• _Task description_:
Every line from the one with "What text is on this page?" to the end of the data needs to be copied exactly, and no line before it.

• _Data provided_:
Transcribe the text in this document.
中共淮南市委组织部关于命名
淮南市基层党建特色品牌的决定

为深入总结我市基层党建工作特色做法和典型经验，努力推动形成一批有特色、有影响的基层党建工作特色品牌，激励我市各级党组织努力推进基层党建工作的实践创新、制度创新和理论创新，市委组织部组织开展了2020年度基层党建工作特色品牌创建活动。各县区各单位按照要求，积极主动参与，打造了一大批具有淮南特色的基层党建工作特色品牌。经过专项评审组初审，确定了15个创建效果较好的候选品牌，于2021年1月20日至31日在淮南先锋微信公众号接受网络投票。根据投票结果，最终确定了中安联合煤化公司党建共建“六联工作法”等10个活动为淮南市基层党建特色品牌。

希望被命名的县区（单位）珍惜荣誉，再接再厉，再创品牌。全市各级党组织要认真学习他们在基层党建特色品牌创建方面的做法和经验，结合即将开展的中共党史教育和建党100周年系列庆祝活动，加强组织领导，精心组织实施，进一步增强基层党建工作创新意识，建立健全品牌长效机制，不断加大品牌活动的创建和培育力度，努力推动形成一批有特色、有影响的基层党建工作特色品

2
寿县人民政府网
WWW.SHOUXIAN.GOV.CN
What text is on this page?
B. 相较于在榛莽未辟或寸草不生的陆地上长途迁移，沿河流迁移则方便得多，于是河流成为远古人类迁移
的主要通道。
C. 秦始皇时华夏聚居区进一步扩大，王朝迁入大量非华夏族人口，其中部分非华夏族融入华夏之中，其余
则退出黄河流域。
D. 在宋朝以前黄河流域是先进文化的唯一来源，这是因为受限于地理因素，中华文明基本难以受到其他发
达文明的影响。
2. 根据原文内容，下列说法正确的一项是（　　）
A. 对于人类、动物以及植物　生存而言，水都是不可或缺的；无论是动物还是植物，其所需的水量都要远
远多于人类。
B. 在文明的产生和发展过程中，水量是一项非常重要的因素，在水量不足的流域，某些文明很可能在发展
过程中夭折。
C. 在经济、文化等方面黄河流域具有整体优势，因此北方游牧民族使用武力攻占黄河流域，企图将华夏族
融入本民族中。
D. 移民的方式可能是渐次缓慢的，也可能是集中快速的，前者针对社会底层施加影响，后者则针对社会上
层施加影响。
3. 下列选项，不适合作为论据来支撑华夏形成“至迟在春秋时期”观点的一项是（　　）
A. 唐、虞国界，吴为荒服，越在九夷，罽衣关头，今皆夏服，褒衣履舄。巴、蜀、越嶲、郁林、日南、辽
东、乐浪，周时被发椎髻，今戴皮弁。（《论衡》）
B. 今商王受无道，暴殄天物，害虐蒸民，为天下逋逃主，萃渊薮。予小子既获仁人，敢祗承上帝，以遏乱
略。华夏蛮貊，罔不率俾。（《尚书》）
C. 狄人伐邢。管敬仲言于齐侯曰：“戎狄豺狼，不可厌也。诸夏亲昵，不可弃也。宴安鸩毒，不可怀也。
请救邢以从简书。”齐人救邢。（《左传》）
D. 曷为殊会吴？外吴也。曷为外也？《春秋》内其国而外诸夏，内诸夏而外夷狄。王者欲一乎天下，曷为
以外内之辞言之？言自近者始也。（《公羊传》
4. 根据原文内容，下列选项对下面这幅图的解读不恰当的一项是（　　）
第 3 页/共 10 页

• _Worked answer_:
What text is on this page?
B. 相较于在榛莽未辟或寸草不生的陆地上长途迁移，沿河流迁移则方便得多，于是河流成为远古人类迁移
的主要通道。
C. 秦始皇时华夏聚居区进一步扩大，王朝迁入大量非华夏族人口，其中部分非华夏族融入华夏之中，其余
则退出黄河流域。
D. 在宋朝以前黄河流域是先进文化的唯一来源，这是因为受限于地理因素，中华文明基本难以受到其他发
达文明的影响。
2. 根据原文内容，下列说法正确的一项是（　　）
A. 对于人类、动物以及植物　生存而言，水都是不可或缺的；无论是动物还是植物，其所需的水量都要远
远多于人类。
B. 在文明的产生和发展过程中，水量是一项非常重要的因素，在水量不足的流域，某些文明很可能在发展
过程中夭折。
C. 在经济、文化等方面黄河流域具有整体优势，因此北方游牧民族使用武力攻占黄河流域，企图将华夏族
融入本民族中。
D. 移民的方式可能是渐次缓慢的，也可能是集中快速的，前者针对社会底层施加影响，后者则针对社会上
层施加影响。
3. 下列选项，不适合作为论据来支撑华夏形成“至迟在春秋时期”观点的一项是（　　）
A. 唐、虞国界，吴为荒服，越在九夷，罽衣关头，今皆夏服，褒衣履舄。巴、蜀、越嶲、郁林、日南、辽
东、乐浪，周时被发椎髻，今戴皮弁。（《论衡》）
B. 今商王受无道，暴殄天物，害虐蒸民，为天下逋逃主，萃渊薮。予小子既获仁人，敢祗承上帝，以遏乱
略。华夏蛮貊，罔不率俾。（《尚书》）
C. 狄人伐邢。管敬仲言于齐侯曰：“戎狄豺狼，不可厌也。诸夏亲昵，不可弃也。宴安鸩毒，不可怀也。
请救邢以从简书。”齐人救邢。（《左传》）
D. 曷为殊会吴？外吴也。曷为外也？《春秋》内其国而外诸夏，内诸夏而外夷狄。王者欲一乎天下，曷为
以外内之辞言之？言自近者始也。（《公羊传》
4. 根据原文内容，下列选项对下面这幅图的解读不恰当的一项是（　　）
第 3 页/共 10 页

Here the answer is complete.